REQUEST => The records that follow need to be output exactly as they are.

** BEGIN MATERIALS PROVIDED **

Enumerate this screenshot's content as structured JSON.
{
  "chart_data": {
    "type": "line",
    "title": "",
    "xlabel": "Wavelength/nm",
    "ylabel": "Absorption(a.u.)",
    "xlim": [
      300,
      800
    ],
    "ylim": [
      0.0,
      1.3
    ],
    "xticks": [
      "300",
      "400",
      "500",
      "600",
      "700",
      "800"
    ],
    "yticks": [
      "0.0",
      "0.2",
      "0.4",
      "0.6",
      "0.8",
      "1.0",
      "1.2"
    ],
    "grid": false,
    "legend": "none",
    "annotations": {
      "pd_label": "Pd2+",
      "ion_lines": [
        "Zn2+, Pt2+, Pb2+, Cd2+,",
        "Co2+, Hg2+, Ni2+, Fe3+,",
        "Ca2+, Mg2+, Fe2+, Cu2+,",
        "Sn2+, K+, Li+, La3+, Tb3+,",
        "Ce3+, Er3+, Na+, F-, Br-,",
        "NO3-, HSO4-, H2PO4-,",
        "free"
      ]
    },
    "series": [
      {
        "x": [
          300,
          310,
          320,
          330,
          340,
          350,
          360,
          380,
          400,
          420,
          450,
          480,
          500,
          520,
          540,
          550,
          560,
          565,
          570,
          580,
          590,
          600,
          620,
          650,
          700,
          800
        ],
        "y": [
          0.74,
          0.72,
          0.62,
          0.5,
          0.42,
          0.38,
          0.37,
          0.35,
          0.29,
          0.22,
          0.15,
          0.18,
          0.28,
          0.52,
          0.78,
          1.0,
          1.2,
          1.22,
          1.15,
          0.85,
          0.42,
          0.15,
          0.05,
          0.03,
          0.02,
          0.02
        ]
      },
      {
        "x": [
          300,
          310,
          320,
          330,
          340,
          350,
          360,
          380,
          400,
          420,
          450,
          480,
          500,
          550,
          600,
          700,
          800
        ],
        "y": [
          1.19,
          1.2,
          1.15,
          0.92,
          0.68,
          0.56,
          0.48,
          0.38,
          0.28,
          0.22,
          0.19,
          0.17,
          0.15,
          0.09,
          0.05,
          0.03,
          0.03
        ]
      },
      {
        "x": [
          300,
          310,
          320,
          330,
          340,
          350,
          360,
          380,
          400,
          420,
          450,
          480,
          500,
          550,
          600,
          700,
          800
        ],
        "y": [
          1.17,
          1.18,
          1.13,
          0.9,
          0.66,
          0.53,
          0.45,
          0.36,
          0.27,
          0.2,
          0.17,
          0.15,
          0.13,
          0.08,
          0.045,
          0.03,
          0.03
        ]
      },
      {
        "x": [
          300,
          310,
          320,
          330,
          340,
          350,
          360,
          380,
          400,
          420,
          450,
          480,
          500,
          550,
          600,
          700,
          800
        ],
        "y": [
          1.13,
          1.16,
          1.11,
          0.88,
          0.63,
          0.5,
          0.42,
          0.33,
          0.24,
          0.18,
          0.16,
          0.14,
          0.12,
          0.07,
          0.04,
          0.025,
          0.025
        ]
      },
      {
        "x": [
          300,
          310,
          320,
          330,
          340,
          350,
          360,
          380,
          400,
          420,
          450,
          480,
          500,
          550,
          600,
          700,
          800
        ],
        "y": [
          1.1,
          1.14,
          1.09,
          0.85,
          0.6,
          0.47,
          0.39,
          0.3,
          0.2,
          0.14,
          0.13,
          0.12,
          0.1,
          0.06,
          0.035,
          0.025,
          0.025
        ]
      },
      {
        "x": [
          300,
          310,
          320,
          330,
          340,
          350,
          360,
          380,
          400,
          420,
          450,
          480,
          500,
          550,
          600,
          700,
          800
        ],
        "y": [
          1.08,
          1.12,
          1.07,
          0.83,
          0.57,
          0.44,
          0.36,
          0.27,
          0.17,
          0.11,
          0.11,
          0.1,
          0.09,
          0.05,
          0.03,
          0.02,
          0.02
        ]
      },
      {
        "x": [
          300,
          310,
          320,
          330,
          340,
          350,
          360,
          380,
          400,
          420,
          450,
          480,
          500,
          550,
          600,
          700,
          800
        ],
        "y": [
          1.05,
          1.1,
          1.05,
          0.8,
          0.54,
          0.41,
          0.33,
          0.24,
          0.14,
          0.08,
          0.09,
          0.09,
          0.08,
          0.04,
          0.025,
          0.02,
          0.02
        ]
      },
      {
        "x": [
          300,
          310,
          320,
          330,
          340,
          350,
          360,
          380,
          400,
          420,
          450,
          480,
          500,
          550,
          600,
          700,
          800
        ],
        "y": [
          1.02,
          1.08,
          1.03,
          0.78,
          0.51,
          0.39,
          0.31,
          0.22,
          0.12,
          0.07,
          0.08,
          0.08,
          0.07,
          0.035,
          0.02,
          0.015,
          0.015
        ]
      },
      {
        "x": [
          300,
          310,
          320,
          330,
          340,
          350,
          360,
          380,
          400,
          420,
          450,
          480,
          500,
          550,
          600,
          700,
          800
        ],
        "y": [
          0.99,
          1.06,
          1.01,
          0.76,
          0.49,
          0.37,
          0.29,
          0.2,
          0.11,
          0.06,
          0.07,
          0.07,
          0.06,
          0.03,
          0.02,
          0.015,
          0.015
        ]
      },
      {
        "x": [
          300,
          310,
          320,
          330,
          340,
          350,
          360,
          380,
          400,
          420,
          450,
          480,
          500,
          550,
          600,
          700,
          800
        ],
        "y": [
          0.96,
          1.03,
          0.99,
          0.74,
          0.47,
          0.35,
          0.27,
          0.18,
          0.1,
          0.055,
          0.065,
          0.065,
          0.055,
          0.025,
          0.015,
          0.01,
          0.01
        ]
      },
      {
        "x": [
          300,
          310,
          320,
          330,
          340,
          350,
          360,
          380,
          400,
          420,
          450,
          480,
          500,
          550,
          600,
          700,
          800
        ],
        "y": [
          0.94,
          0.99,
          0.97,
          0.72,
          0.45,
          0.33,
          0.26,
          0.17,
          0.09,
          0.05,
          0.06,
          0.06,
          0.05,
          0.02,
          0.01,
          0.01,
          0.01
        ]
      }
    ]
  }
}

** END MATERIALS PROVIDED **

REPLY =>
Enumerate this screenshot's content as structured JSON.
{
  "chart_data": {
    "type": "line",
    "title": "",
    "xlabel": "Wavelength/nm",
    "ylabel": "Absorption(a.u.)",
    "xlim": [
      300,
      800
    ],
    "ylim": [
      0.0,
      1.3
    ],
    "xticks": [
      "300",
      "400",
      "500",
      "600",
      "700",
      "800"
    ],
    "yticks": [
      "0.0",
      "0.2",
      "0.4",
      "0.6",
      "0.8",
      "1.0",
      "1.2"
    ],
    "grid": false,
    "legend": "none",
    "annotations": {
      "pd_label": "Pd2+",
      "ion_lines": [
        "Zn2+, Pt2+, Pb2+, Cd2+,",
        "Co2+, Hg2+, Ni2+, Fe3+,",
        "Ca2+, Mg2+, Fe2+, Cu2+,",
        "Sn2+, K+, Li+, La3+, Tb3+,",
        "Ce3+, Er3+, Na+, F-, Br-,",
        "NO3-, HSO4-, H2PO4-,",
        "free"
      ]
    },
    "series": [
      {
        "x": [
          300,
          310,
          320,
          330,
          340,
          350,
          360,
          380,
          400,
          420,
          450,
          480,
          500,
          520,
          540,
          550,
          560,
          565,
          570,
          580,
          590,
          600,
          620,
          650,
          700,
          800
        ],
        "y": [
          0.74,
          0.72,
          0.62,
          0.5,
          0.42,
          0.38,
          0.37,
          0.35,
          0.29,
          0.22,
          0.15,
          0.18,
          0.28,
          0.52,
          0.78,
          1.0,
          1.2,
          1.22,
          1.15,
          0.85,
          0.42,
          0.15,
          0.05,
          0.03,
          0.02,
          0.02
        ]
      },
      {
        "x": [
          300,
          310,
          320,
          330,
          340,
          350,
          360,
          380,
          400,
          420,
          450,
          480,
          500,
          550,
          600,
          700,
          800
        ],
        "y": [
          1.19,
          1.2,
          1.15,
          0.92,
          0.68,
          0.56,
          0.48,
          0.38,
          0.28,
          0.22,
          0.19,
          0.17,
          0.15,
          0.09,
          0.05,
          0.03,
          0.03
        ]
      },
      {
        "x": [
          300,
          310,
          320,
          330,
          340,
          350,
          360,
          380,
          400,
          420,
          450,
          480,
          500,
          550,
          600,
          700,
          800
        ],
        "y": [
          1.17,
          1.18,
          1.13,
          0.9,
          0.66,
          0.53,
          0.45,
          0.36,
          0.27,
          0.2,
          0.17,
          0.15,
          0.13,
          0.08,
          0.045,
          0.03,
          0.03
        ]
      },
      {
        "x": [
          300,
          310,
          320,
          330,
          340,
          350,
          360,
          380,
          400,
          420,
          450,
          480,
          500,
          550,
          600,
          700,
          800
        ],
        "y": [
          1.13,
          1.16,
          1.11,
          0.88,
          0.63,
          0.5,
          0.42,
          0.33,
          0.24,
          0.18,
          0.16,
          0.14,
          0.12,
          0.07,
          0.04,
          0.025,
          0.025
        ]
      },
      {
        "x": [
          300,
          310,
          320,
          330,
          340,
          350,
          360,
          380,
          400,
          420,
          450,
          480,
          500,
          550,
          600,
          700,
          800
        ],
        "y": [
          1.1,
          1.14,
          1.09,
          0.85,
          0.6,
          0.47,
          0.39,
          0.3,
          0.2,
          0.14,
          0.13,
          0.12,
          0.1,
          0.06,
          0.035,
          0.025,
          0.025
        ]
      },
      {
        "x": [
          300,
          310,
          320,
          330,
          340,
          350,
          360,
          380,
          400,
          420,
          450,
          480,
          500,
          550,
          600,
          700,
          800
        ],
        "y": [
          1.08,
          1.12,
          1.07,
          0.83,
          0.57,
          0.44,
          0.36,
          0.27,
          0.17,
          0.11,
          0.11,
          0.1,
          0.09,
          0.05,
          0.03,
          0.02,
          0.02
        ]
      },
      {
        "x": [
          300,
          310,
          320,
          330,
          340,
          350,
          360,
          380,
          400,
          420,
          450,
          480,
          500,
          550,
          600,
          700,
          800
        ],
        "y": [
          1.05,
          1.1,
          1.05,
          0.8,
          0.54,
          0.41,
          0.33,
          0.24,
          0.14,
          0.08,
          0.09,
          0.09,
          0.08,
          0.04,
          0.025,
          0.02,
          0.02
        ]
      },
      {
        "x": [
          300,
          310,
          320,
          330,
          340,
          350,
          360,
          380,
          400,
          420,
          450,
          480,
          500,
          550,
          600,
          700,
          800
        ],
        "y": [
          1.02,
          1.08,
          1.03,
          0.78,
          0.51,
          0.39,
          0.31,
          0.22,
          0.12,
          0.07,
          0.08,
          0.08,
          0.07,
          0.035,
          0.02,
          0.015,
          0.015
        ]
      },
      {
        "x": [
          300,
          310,
          320,
          330,
          340,
          350,
          360,
          380,
          400,
          420,
          450,
          480,
          500,
          550,
          600,
          700,
          800
        ],
        "y": [
          0.99,
          1.06,
          1.01,
          0.76,
          0.49,
          0.37,
          0.29,
          0.2,
          0.11,
          0.06,
          0.07,
          0.07,
          0.06,
          0.03,
          0.02,
          0.015,
          0.015
        ]
      },
      {
        "x": [
          300,
          310,
          320,
          330,
          340,
          350,
          360,
          380,
          400,
          420,
          450,
          480,
          500,
          550,
          600,
          700,
          800
        ],
        "y": [
          0.96,
          1.03,
          0.99,
          0.74,
          0.47,
          0.35,
          0.27,
          0.18,
          0.1,
          0.055,
          0.065,
          0.065,
          0.055,
          0.025,
          0.015,
          0.01,
          0.01
        ]
      },
      {
        "x": [
          300,
          310,
          320,
          330,
          340,
          350,
          360,
          380,
          400,
          420,
          450,
          480,
          500,
          550,
          600,
          700,
          800
        ],
        "y": [
          0.94,
          0.99,
          0.97,
          0.72,
          0.45,
          0.33,
          0.26,
          0.17,
          0.09,
          0.05,
          0.06,
          0.06,
          0.05,
          0.02,
          0.01,
          0.01,
          0.01
        ]
      }
    ]
  }
}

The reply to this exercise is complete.